• **Exercise prompt**
Each entry has to be copied exactly, with nothing missed.
>> Start Stored records
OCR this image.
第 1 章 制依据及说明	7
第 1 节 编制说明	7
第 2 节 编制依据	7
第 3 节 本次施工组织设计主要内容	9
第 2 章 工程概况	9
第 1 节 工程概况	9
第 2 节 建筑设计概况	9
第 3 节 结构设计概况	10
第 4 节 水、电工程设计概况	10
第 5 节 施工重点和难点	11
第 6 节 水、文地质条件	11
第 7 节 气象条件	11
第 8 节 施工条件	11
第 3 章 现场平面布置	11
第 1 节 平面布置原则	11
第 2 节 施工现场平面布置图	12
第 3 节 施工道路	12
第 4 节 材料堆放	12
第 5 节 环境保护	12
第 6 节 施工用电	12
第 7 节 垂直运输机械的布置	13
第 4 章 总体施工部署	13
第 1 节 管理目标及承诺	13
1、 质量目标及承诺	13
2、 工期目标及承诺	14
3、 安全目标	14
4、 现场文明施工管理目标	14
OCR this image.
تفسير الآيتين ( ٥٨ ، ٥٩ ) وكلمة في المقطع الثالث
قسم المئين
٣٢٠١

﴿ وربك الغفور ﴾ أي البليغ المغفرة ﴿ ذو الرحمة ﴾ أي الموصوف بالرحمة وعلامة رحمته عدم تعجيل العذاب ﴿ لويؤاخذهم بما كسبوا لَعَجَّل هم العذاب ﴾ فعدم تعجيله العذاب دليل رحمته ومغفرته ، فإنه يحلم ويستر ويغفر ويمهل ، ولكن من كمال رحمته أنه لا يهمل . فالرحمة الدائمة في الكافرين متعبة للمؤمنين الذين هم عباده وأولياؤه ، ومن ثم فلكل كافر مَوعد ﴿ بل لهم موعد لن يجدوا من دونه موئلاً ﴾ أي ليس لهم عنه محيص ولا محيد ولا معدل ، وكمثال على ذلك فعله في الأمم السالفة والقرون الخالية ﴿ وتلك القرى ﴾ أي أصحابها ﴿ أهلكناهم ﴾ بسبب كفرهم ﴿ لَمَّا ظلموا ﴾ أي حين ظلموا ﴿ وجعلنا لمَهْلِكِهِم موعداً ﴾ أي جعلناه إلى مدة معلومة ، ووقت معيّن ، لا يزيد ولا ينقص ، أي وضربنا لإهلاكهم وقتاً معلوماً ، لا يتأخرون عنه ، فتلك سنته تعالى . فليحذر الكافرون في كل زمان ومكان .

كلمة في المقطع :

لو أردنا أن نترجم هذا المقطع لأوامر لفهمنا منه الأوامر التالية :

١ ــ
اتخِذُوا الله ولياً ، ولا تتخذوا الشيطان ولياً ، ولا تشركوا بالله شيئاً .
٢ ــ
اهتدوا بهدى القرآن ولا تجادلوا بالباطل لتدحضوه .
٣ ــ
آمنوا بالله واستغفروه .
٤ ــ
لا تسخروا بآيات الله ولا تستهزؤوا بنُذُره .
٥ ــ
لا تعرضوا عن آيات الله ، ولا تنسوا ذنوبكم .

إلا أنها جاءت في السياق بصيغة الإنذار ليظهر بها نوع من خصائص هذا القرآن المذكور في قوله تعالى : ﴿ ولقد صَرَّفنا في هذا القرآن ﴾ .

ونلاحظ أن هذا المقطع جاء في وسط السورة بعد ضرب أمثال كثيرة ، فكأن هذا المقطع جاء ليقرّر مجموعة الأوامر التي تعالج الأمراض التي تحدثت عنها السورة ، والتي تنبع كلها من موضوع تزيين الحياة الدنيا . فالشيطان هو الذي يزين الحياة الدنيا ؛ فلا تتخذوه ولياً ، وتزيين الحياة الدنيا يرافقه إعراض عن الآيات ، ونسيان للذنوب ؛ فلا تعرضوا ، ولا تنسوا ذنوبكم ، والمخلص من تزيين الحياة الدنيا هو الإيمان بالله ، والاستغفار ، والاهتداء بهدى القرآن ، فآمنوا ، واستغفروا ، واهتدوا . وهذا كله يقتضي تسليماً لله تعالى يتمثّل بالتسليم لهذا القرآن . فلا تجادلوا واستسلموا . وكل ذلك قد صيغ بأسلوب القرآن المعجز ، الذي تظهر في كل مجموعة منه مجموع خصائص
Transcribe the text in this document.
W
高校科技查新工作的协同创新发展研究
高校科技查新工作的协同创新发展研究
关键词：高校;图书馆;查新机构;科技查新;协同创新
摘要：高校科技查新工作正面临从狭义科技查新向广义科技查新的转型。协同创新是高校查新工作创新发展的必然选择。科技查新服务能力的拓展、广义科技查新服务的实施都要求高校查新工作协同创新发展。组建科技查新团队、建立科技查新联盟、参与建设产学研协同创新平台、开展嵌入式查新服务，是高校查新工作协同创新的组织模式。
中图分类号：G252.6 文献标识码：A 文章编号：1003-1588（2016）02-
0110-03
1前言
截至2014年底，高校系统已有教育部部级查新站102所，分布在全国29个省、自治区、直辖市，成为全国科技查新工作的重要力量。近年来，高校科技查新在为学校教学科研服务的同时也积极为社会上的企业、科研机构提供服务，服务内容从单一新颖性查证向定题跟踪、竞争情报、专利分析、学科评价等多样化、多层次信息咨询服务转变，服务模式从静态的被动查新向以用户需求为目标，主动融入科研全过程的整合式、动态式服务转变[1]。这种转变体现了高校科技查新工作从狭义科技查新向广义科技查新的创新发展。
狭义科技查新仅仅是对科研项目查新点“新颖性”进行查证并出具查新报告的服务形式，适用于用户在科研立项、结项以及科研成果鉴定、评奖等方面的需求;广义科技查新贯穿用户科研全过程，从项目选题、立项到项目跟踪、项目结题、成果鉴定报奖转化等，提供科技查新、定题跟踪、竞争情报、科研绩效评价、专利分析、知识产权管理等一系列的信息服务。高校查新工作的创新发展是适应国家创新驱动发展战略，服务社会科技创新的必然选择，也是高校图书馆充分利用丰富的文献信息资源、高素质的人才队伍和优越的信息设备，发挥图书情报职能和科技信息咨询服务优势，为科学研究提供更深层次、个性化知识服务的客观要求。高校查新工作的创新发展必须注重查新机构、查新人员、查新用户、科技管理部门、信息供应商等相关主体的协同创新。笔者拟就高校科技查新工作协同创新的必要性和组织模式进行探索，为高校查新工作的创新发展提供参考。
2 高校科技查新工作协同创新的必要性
>> End Stored records
• **Answer for this exercise**
OCR this image.
第 1 章 制依据及说明	7
第 1 节 编制说明	7
第 2 节 编制依据	7
第 3 节 本次施工组织设计主要内容	9
第 2 章 工程概况	9
第 1 节 工程概况	9
第 2 节 建筑设计概况	9
第 3 节 结构设计概况	10
第 4 节 水、电工程设计概况	10
第 5 节 施工重点和难点	11
第 6 节 水、文地质条件	11
第 7 节 气象条件	11
第 8 节 施工条件	11
第 3 章 现场平面布置	11
第 1 节 平面布置原则	11
第 2 节 施工现场平面布置图	12
第 3 节 施工道路	12
第 4 节 材料堆放	12
第 5 节 环境保护	12
第 6 节 施工用电	12
第 7 节 垂直运输机械的布置	13
第 4 章 总体施工部署	13
第 1 节 管理目标及承诺	13
1、 质量目标及承诺	13
2、 工期目标及承诺	14
3、 安全目标	14
4、 现场文明施工管理目标	14
OCR this image.
تفسير الآيتين ( ٥٨ ، ٥٩ ) وكلمة في المقطع الثالث
قسم المئين
٣٢٠١

﴿ وربك الغفور ﴾ أي البليغ المغفرة ﴿ ذو الرحمة ﴾ أي الموصوف بالرحمة وعلامة رحمته عدم تعجيل العذاب ﴿ لويؤاخذهم بما كسبوا لَعَجَّل هم العذاب ﴾ فعدم تعجيله العذاب دليل رحمته ومغفرته ، فإنه يحلم ويستر ويغفر ويمهل ، ولكن من كمال رحمته أنه لا يهمل . فالرحمة الدائمة في الكافرين متعبة للمؤمنين الذين هم عباده وأولياؤه ، ومن ثم فلكل كافر مَوعد ﴿ بل لهم موعد لن يجدوا من دونه موئلاً ﴾ أي ليس لهم عنه محيص ولا محيد ولا معدل ، وكمثال على ذلك فعله في الأمم السالفة والقرون الخالية ﴿ وتلك القرى ﴾ أي أصحابها ﴿ أهلكناهم ﴾ بسبب كفرهم ﴿ لَمَّا ظلموا ﴾ أي حين ظلموا ﴿ وجعلنا لمَهْلِكِهِم موعداً ﴾ أي جعلناه إلى مدة معلومة ، ووقت معيّن ، لا يزيد ولا ينقص ، أي وضربنا لإهلاكهم وقتاً معلوماً ، لا يتأخرون عنه ، فتلك سنته تعالى . فليحذر الكافرون في كل زمان ومكان .

كلمة في المقطع :

لو أردنا أن نترجم هذا المقطع لأوامر لفهمنا منه الأوامر التالية :

١ ــ
اتخِذُوا الله ولياً ، ولا تتخذوا الشيطان ولياً ، ولا تشركوا بالله شيئاً .
٢ ــ
اهتدوا بهدى القرآن ولا تجادلوا بالباطل لتدحضوه .
٣ ــ
آمنوا بالله واستغفروه .
٤ ــ
لا تسخروا بآيات الله ولا تستهزؤوا بنُذُره .
٥ ــ
لا تعرضوا عن آيات الله ، ولا تنسوا ذنوبكم .

إلا أنها جاءت في السياق بصيغة الإنذار ليظهر بها نوع من خصائص هذا القرآن المذكور في قوله تعالى : ﴿ ولقد صَرَّفنا في هذا القرآن ﴾ .

ونلاحظ أن هذا المقطع جاء في وسط السورة بعد ضرب أمثال كثيرة ، فكأن هذا المقطع جاء ليقرّر مجموعة الأوامر التي تعالج الأمراض التي تحدثت عنها السورة ، والتي تنبع كلها من موضوع تزيين الحياة الدنيا . فالشيطان هو الذي يزين الحياة الدنيا ؛ فلا تتخذوه ولياً ، وتزيين الحياة الدنيا يرافقه إعراض عن الآيات ، ونسيان للذنوب ؛ فلا تعرضوا ، ولا تنسوا ذنوبكم ، والمخلص من تزيين الحياة الدنيا هو الإيمان بالله ، والاستغفار ، والاهتداء بهدى القرآن ، فآمنوا ، واستغفروا ، واهتدوا . وهذا كله يقتضي تسليماً لله تعالى يتمثّل بالتسليم لهذا القرآن . فلا تجادلوا واستسلموا . وكل ذلك قد صيغ بأسلوب القرآن المعجز ، الذي تظهر في كل مجموعة منه مجموع خصائص
Transcribe the text in this document.
W
高校科技查新工作的协同创新发展研究
高校科技查新工作的协同创新发展研究
关键词：高校;图书馆;查新机构;科技查新;协同创新
摘要：高校科技查新工作正面临从狭义科技查新向广义科技查新的转型。协同创新是高校查新工作创新发展的必然选择。科技查新服务能力的拓展、广义科技查新服务的实施都要求高校查新工作协同创新发展。组建科技查新团队、建立科技查新联盟、参与建设产学研协同创新平台、开展嵌入式查新服务，是高校查新工作协同创新的组织模式。
中图分类号：G252.6 文献标识码：A 文章编号：1003-1588（2016）02-
0110-03
1前言
截至2014年底，高校系统已有教育部部级查新站102所，分布在全国29个省、自治区、直辖市，成为全国科技查新工作的重要力量。近年来，高校科技查新在为学校教学科研服务的同时也积极为社会上的企业、科研机构提供服务，服务内容从单一新颖性查证向定题跟踪、竞争情报、专利分析、学科评价等多样化、多层次信息咨询服务转变，服务模式从静态的被动查新向以用户需求为目标，主动融入科研全过程的整合式、动态式服务转变[1]。这种转变体现了高校科技查新工作从狭义科技查新向广义科技查新的创新发展。
狭义科技查新仅仅是对科研项目查新点“新颖性”进行查证并出具查新报告的服务形式，适用于用户在科研立项、结项以及科研成果鉴定、评奖等方面的需求;广义科技查新贯穿用户科研全过程，从项目选题、立项到项目跟踪、项目结题、成果鉴定报奖转化等，提供科技查新、定题跟踪、竞争情报、科研绩效评价、专利分析、知识产权管理等一系列的信息服务。高校查新工作的创新发展是适应国家创新驱动发展战略，服务社会科技创新的必然选择，也是高校图书馆充分利用丰富的文献信息资源、高素质的人才队伍和优越的信息设备，发挥图书情报职能和科技信息咨询服务优势，为科学研究提供更深层次、个性化知识服务的客观要求。高校查新工作的创新发展必须注重查新机构、查新人员、查新用户、科技管理部门、信息供应商等相关主体的协同创新。笔者拟就高校科技查新工作协同创新的必要性和组织模式进行探索，为高校查新工作的创新发展提供参考。
2 高校科技查新工作协同创新的必要性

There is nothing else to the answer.